→ DIRECTION 1
Retype the rows from the start through the line containing "education-hub-button[interactable]: Education Hub", keeping both ends and changing nothing.

-1 from me...same FetchFailed issue as what Hector saw...

I am running Netflix dataset and dumping out recommendation for all users.
It shuffles around 100 GB data on disk to run a reduceByKey per user on
utils.BoundedPriorityQueue...The code runs fine with MovieLens1m dataset...

I gave Spark 10 nodes, 8 cores, 160 GB of memory.

Fails with the following FetchFailed errors.

14/11/23 11:51:22 WARN TaskSetManager: Lost task 28.0 in stage 188.0 (TID
2818, tblpmidn08adv-hdp.tdc.vzwcorp.com): FetchFailed(BlockManagerId(1,
tblpmidn03adv-hdp.tdc.vzwcorp.com, 52528, 0), shuffleId=35, mapId=28,
reduceId=28)

It's a consistent behavior on master as well.

I tested it both on YARN and Standalone. I compiled spark-1.1 branch
(assuming it has all the fixes from RC2 tag.

I am now compiling spark-1.0 branch and see if this issue shows up there as
well. If it is related to hash/sort based shuffle most likely it won't show
up on 1.0.

Thanks.

Deb

On Thu, Nov 20, 2014 at 12:16 PM, Hector Yee <hector....@gmail.com> wrote:

> Whoops I must have used the 1.2 preview and mixed them up.
>
> spark-shell -version shows  version 1.2.0
>
> Will update the bug https://issues.apache.org/jira/browse/SPARK-4516 to
> 1.2
>
> On Thu, Nov 20, 2014 at 11:59 AM, Matei Zaharia <matei.zaha...@gmail.com>
> wrote:
>
> > Ah, I see. But the spark.shuffle.blockTransferService property doesn't
> > exist in 1.1 (AFAIK) -- what exactly are you doing to get this problem?
> >
> > Matei
> >
> > On Nov 20, 2014, at 11:50 AM, Hector Yee <hector....@gmail.com> wrote:
> >
> > This is whatever was in http://people.apache.org/~andrewor14/spark-1
> > .1.1-rc2/
> >
> > On Thu, Nov 20, 2014 at 11:48 AM, Matei Zaharia <matei.zaha...@gmail.com
> >
> > wrote:
> >
> >> Hector, is this a comment on 1.1.1 or on the 1.2 preview?

→ INFORMATION SUPPLIED
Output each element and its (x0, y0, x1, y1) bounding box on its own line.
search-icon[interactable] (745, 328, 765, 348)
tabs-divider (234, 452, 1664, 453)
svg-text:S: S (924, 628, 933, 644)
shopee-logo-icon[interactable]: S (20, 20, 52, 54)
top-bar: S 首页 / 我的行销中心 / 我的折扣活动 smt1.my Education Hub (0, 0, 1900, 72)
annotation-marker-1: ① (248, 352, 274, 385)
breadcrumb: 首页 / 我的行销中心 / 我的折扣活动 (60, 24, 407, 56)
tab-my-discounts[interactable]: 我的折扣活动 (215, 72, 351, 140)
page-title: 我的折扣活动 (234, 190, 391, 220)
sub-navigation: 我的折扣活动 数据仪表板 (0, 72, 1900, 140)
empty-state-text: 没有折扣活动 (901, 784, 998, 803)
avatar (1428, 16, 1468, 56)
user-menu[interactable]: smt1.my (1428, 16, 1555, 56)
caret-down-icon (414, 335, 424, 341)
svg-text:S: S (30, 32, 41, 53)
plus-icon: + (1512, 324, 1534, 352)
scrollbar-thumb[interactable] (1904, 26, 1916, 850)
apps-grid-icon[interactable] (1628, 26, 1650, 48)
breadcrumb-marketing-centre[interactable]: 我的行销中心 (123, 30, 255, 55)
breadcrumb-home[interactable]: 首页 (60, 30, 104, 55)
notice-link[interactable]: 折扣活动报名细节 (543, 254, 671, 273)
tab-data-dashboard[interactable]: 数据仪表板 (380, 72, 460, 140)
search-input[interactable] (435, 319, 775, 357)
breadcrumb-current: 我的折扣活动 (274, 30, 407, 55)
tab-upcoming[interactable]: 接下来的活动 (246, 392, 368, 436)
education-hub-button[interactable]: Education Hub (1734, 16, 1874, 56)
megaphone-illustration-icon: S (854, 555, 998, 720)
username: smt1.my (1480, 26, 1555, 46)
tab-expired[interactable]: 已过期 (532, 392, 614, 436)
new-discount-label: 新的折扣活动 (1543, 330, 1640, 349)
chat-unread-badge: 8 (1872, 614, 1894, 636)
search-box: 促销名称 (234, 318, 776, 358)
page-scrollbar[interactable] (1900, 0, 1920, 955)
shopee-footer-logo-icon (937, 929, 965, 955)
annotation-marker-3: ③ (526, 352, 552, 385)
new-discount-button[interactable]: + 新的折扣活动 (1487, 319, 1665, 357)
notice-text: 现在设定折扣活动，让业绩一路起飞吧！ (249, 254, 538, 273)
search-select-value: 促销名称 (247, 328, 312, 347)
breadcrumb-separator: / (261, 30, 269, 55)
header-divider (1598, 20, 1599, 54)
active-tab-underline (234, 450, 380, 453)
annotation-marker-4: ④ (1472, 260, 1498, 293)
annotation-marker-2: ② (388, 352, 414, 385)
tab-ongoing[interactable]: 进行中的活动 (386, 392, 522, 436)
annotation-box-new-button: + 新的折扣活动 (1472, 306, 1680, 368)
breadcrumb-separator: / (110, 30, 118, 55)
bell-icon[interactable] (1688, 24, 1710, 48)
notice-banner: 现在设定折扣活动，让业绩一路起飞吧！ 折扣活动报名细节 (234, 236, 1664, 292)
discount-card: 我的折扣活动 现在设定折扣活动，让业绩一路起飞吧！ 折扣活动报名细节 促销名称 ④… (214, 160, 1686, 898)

→ DIRECTION 2
In the Spark FetchFailed thread, why does Hector say he will update bug SPARK-4516 to 1.2?

→ FINISHED ANSWER 1
Output each element and its (x0, y0, x1, y1) bounding box on its own line.
search-icon[interactable] (745, 328, 765, 348)
tabs-divider (234, 452, 1664, 453)
svg-text:S: S (924, 628, 933, 644)
shopee-logo-icon[interactable]: S (20, 20, 52, 54)
top-bar: S 首页 / 我的行销中心 / 我的折扣活动 smt1.my Education Hub (0, 0, 1900, 72)
annotation-marker-1: ① (248, 352, 274, 385)
breadcrumb: 首页 / 我的行销中心 / 我的折扣活动 (60, 24, 407, 56)
tab-my-discounts[interactable]: 我的折扣活动 (215, 72, 351, 140)
page-title: 我的折扣活动 (234, 190, 391, 220)
sub-navigation: 我的折扣活动 数据仪表板 (0, 72, 1900, 140)
empty-state-text: 没有折扣活动 (901, 784, 998, 803)
avatar (1428, 16, 1468, 56)
user-menu[interactable]: smt1.my (1428, 16, 1555, 56)
caret-down-icon (414, 335, 424, 341)
svg-text:S: S (30, 32, 41, 53)
plus-icon: + (1512, 324, 1534, 352)
scrollbar-thumb[interactable] (1904, 26, 1916, 850)
apps-grid-icon[interactable] (1628, 26, 1650, 48)
breadcrumb-marketing-centre[interactable]: 我的行销中心 (123, 30, 255, 55)
breadcrumb-home[interactable]: 首页 (60, 30, 104, 55)
notice-link[interactable]: 折扣活动报名细节 (543, 254, 671, 273)
tab-data-dashboard[interactable]: 数据仪表板 (380, 72, 460, 140)
search-input[interactable] (435, 319, 775, 357)
breadcrumb-current: 我的折扣活动 (274, 30, 407, 55)
tab-upcoming[interactable]: 接下来的活动 (246, 392, 368, 436)
education-hub-button[interactable]: Education Hub (1734, 16, 1874, 56)

→ FINISHED ANSWER 2
He realized he had used the 1.2 preview and mixed up the versions. Running spark-shell -version showed version 1.2.0.